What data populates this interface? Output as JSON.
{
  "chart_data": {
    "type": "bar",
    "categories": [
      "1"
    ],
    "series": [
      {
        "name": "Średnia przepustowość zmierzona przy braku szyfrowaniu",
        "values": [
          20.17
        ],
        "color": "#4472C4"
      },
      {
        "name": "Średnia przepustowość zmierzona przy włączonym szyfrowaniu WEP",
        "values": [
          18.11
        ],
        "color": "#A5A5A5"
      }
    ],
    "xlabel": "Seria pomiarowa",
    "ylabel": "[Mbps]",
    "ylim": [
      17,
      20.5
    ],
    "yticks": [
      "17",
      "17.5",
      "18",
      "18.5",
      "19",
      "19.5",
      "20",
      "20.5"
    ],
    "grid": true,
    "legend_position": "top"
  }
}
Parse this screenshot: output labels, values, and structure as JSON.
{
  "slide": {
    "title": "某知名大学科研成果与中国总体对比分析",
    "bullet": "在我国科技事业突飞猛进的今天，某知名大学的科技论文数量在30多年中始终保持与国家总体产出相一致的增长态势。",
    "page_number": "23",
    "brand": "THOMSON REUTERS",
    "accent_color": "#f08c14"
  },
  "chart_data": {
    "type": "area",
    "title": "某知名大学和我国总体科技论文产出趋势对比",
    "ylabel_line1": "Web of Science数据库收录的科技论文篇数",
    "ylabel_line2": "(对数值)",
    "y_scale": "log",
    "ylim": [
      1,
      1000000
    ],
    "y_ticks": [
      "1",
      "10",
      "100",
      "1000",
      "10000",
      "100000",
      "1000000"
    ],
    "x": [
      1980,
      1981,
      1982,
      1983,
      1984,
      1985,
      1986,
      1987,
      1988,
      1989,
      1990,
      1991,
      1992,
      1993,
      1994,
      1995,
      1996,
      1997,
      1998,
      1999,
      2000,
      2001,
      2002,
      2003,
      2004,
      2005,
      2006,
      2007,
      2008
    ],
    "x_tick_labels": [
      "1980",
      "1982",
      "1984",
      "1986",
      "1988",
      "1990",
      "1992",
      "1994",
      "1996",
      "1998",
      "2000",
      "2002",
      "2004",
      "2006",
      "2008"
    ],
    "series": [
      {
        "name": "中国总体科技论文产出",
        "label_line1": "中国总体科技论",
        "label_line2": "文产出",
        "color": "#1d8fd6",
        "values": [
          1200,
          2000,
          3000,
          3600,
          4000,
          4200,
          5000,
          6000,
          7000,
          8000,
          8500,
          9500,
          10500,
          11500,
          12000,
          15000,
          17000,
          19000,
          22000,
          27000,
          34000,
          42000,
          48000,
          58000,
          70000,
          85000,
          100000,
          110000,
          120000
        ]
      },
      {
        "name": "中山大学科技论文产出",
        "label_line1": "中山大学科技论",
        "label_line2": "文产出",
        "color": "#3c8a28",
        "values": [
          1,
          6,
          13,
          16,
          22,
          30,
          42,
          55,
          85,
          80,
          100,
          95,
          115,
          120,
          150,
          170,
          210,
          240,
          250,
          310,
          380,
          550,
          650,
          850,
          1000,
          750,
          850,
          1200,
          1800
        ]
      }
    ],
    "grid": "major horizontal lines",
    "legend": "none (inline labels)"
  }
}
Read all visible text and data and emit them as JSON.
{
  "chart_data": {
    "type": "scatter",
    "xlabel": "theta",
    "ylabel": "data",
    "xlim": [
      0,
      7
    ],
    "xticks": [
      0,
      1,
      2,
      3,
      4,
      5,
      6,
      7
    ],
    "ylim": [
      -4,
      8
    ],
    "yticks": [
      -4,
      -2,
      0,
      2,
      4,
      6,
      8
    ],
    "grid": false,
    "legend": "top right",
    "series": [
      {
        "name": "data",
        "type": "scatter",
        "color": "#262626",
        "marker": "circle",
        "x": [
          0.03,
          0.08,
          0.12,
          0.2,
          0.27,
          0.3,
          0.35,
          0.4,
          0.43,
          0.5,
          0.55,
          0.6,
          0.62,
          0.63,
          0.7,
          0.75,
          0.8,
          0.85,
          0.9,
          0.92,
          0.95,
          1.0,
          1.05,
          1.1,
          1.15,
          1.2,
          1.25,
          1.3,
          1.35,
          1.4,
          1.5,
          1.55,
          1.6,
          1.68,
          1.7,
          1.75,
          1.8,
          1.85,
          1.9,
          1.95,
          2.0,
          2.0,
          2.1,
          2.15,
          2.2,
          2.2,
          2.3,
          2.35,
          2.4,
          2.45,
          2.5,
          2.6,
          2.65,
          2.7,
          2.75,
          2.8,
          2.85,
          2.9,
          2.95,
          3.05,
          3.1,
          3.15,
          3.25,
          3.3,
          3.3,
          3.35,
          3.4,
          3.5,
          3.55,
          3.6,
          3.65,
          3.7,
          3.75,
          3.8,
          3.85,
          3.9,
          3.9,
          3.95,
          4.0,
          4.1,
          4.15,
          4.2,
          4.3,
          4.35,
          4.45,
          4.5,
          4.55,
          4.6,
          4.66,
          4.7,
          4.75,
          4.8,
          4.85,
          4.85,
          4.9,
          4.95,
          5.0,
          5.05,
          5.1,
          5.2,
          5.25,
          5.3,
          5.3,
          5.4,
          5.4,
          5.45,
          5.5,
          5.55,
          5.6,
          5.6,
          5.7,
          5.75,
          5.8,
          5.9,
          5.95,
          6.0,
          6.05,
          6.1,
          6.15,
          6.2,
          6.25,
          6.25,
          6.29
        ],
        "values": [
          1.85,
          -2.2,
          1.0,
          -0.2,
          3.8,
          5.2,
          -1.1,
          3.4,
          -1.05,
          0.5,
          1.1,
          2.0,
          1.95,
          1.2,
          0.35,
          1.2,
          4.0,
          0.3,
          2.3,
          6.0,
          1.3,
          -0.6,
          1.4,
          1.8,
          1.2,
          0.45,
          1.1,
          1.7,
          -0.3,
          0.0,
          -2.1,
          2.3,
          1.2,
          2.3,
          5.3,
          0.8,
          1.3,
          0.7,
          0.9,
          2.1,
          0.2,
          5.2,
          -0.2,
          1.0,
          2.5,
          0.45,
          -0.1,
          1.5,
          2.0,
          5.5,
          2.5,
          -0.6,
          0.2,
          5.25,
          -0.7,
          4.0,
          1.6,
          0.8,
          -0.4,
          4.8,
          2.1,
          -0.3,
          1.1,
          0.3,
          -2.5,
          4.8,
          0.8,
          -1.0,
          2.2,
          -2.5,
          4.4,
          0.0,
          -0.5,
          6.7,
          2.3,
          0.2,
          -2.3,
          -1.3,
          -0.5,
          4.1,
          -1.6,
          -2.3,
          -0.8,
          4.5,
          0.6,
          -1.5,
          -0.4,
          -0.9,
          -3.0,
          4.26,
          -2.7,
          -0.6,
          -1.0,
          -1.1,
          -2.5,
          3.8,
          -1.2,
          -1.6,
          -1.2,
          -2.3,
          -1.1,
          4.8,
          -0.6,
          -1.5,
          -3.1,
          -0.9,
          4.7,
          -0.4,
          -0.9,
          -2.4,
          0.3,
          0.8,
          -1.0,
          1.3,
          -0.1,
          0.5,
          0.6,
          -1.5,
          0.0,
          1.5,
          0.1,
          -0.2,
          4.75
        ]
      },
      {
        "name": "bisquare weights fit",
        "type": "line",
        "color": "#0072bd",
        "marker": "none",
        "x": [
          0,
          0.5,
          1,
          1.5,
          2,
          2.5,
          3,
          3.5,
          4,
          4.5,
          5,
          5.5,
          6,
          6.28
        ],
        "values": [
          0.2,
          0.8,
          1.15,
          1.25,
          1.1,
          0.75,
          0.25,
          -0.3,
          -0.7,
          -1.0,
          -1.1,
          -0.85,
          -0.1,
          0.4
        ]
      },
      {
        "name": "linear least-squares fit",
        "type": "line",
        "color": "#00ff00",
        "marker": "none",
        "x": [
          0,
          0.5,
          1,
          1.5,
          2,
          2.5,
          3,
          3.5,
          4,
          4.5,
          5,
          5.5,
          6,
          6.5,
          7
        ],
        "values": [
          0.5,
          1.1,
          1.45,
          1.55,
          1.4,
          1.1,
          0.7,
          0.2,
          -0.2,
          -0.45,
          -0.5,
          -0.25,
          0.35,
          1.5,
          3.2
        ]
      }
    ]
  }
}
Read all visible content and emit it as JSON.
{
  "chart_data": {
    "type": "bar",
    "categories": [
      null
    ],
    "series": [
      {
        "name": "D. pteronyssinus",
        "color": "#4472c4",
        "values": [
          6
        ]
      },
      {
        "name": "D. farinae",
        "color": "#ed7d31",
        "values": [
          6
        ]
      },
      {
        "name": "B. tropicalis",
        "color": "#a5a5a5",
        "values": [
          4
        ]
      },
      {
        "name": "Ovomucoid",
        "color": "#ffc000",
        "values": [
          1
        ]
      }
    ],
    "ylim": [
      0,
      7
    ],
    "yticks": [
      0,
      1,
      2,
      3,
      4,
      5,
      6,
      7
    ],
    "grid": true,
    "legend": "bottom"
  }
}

→ **TASK TO CARRY OUT**:
Show every line in the entries where the string "zmierzona" occurs.

→ **THE ANSWER**:
        "name": "Średnia przepustowość zmierzona przy braku szyfrowaniu",
        "name": "Średnia przepustowość zmierzona przy włączonym szyfrowaniu WEP",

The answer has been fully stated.